— BEGIN —

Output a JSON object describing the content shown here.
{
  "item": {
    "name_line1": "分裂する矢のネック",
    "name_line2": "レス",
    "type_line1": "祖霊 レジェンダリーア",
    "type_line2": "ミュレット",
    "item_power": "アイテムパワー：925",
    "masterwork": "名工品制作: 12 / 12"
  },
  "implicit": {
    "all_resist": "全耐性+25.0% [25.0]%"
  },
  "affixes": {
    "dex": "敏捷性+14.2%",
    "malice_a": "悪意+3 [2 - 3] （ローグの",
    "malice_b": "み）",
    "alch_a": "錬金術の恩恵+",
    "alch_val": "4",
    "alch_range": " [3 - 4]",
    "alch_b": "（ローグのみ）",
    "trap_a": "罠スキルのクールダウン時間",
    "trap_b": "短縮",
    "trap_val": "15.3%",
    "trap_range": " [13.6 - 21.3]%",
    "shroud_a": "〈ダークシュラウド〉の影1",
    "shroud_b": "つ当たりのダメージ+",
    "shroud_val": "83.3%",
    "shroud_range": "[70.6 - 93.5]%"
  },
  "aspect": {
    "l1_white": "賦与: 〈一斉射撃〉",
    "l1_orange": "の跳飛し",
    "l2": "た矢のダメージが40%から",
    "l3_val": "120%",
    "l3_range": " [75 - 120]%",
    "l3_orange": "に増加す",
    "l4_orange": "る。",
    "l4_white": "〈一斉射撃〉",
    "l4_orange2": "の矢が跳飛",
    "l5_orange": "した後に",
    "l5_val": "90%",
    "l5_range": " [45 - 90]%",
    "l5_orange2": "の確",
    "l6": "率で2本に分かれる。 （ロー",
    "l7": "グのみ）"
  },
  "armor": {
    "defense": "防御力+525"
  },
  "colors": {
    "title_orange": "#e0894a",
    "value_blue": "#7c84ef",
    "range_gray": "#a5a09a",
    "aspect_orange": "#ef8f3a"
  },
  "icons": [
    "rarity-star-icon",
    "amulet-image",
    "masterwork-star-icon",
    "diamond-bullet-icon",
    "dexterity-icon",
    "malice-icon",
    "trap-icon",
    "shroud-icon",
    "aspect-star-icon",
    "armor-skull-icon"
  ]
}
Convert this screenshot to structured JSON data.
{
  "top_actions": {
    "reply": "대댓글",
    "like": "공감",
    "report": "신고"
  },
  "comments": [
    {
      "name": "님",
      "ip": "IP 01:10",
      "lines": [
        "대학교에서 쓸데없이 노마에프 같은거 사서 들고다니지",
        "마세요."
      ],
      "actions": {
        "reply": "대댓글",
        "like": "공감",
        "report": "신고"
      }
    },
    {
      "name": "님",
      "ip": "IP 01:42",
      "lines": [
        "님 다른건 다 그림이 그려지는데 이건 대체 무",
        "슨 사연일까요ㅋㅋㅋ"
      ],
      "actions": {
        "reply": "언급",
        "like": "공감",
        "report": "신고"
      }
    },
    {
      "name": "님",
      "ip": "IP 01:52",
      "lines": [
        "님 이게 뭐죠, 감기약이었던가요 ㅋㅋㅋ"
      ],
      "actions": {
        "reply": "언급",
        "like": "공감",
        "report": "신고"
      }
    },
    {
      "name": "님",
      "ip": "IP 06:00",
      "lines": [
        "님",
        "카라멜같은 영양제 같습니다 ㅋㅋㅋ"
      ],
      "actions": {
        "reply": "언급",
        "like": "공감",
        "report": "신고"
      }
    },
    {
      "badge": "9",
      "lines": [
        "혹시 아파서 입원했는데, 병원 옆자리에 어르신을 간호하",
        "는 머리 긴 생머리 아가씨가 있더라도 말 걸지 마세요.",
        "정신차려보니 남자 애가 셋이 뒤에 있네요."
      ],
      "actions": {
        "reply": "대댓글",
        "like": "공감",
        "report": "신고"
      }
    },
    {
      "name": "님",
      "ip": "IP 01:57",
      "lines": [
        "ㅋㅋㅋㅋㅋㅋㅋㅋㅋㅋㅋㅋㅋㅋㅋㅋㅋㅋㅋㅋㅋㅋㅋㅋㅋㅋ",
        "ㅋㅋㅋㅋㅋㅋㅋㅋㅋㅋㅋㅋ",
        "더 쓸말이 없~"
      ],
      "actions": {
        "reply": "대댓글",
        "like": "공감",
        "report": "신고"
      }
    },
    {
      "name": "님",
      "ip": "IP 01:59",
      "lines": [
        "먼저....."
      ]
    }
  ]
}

— END —

(DIRECTIVE): Can you restate every record above word for word?

(SOLUTION TO THE PROBLEM):
Output a JSON object describing the content shown here.
{
  "item": {
    "name_line1": "分裂する矢のネック",
    "name_line2": "レス",
    "type_line1": "祖霊 レジェンダリーア",
    "type_line2": "ミュレット",
    "item_power": "アイテムパワー：925",
    "masterwork": "名工品制作: 12 / 12"
  },
  "implicit": {
    "all_resist": "全耐性+25.0% [25.0]%"
  },
  "affixes": {
    "dex": "敏捷性+14.2%",
    "malice_a": "悪意+3 [2 - 3] （ローグの",
    "malice_b": "み）",
    "alch_a": "錬金術の恩恵+",
    "alch_val": "4",
    "alch_range": " [3 - 4]",
    "alch_b": "（ローグのみ）",
    "trap_a": "罠スキルのクールダウン時間",
    "trap_b": "短縮",
    "trap_val": "15.3%",
    "trap_range": " [13.6 - 21.3]%",
    "shroud_a": "〈ダークシュラウド〉の影1",
    "shroud_b": "つ当たりのダメージ+",
    "shroud_val": "83.3%",
    "shroud_range": "[70.6 - 93.5]%"
  },
  "aspect": {
    "l1_white": "賦与: 〈一斉射撃〉",
    "l1_orange": "の跳飛し",
    "l2": "た矢のダメージが40%から",
    "l3_val": "120%",
    "l3_range": " [75 - 120]%",
    "l3_orange": "に増加す",
    "l4_orange": "る。",
    "l4_white": "〈一斉射撃〉",
    "l4_orange2": "の矢が跳飛",
    "l5_orange": "した後に",
    "l5_val": "90%",
    "l5_range": " [45 - 90]%",
    "l5_orange2": "の確",
    "l6": "率で2本に分かれる。 （ロー",
    "l7": "グのみ）"
  },
  "armor": {
    "defense": "防御力+525"
  },
  "colors": {
    "title_orange": "#e0894a",
    "value_blue": "#7c84ef",
    "range_gray": "#a5a09a",
    "aspect_orange": "#ef8f3a"
  },
  "icons": [
    "rarity-star-icon",
    "amulet-image",
    "masterwork-star-icon",
    "diamond-bullet-icon",
    "dexterity-icon",
    "malice-icon",
    "trap-icon",
    "shroud-icon",
    "aspect-star-icon",
    "armor-skull-icon"
  ]
}
Convert this screenshot to structured JSON data.
{
  "top_actions": {
    "reply": "대댓글",
    "like": "공감",
    "report": "신고"
  },
  "comments": [
    {
      "name": "님",
      "ip": "IP 01:10",
      "lines": [
        "대학교에서 쓸데없이 노마에프 같은거 사서 들고다니지",
        "마세요."
      ],
      "actions": {
        "reply": "대댓글",
        "like": "공감",
        "report": "신고"
      }
    },
    {
      "name": "님",
      "ip": "IP 01:42",
      "lines": [
        "님 다른건 다 그림이 그려지는데 이건 대체 무",
        "슨 사연일까요ㅋㅋㅋ"
      ],
      "actions": {
        "reply": "언급",
        "like": "공감",
        "report": "신고"
      }
    },
    {
      "name": "님",
      "ip": "IP 01:52",
      "lines": [
        "님 이게 뭐죠, 감기약이었던가요 ㅋㅋㅋ"
      ],
      "actions": {
        "reply": "언급",
        "like": "공감",
        "report": "신고"
      }
    },
    {
      "name": "님",
      "ip": "IP 06:00",
      "lines": [
        "님",
        "카라멜같은 영양제 같습니다 ㅋㅋㅋ"
      ],
      "actions": {
        "reply": "언급",
        "like": "공감",
        "report": "신고"
      }
    },
    {
      "badge": "9",
      "lines": [
        "혹시 아파서 입원했는데, 병원 옆자리에 어르신을 간호하",
        "는 머리 긴 생머리 아가씨가 있더라도 말 걸지 마세요.",
        "정신차려보니 남자 애가 셋이 뒤에 있네요."
      ],
      "actions": {
        "reply": "대댓글",
        "like": "공감",
        "report": "신고"
      }
    },
    {
      "name": "님",
      "ip": "IP 01:57",
      "lines": [
        "ㅋㅋㅋㅋㅋㅋㅋㅋㅋㅋㅋㅋㅋㅋㅋㅋㅋㅋㅋㅋㅋㅋㅋㅋㅋㅋ",
        "ㅋㅋㅋㅋㅋㅋㅋㅋㅋㅋㅋㅋ",
        "더 쓸말이 없~"
      ],
      "actions": {
        "reply": "대댓글",
        "like": "공감",
        "report": "신고"
      }
    },
    {
      "name": "님",
      "ip": "IP 01:59",
      "lines": [
        "먼저....."
      ]
    }
  ]
}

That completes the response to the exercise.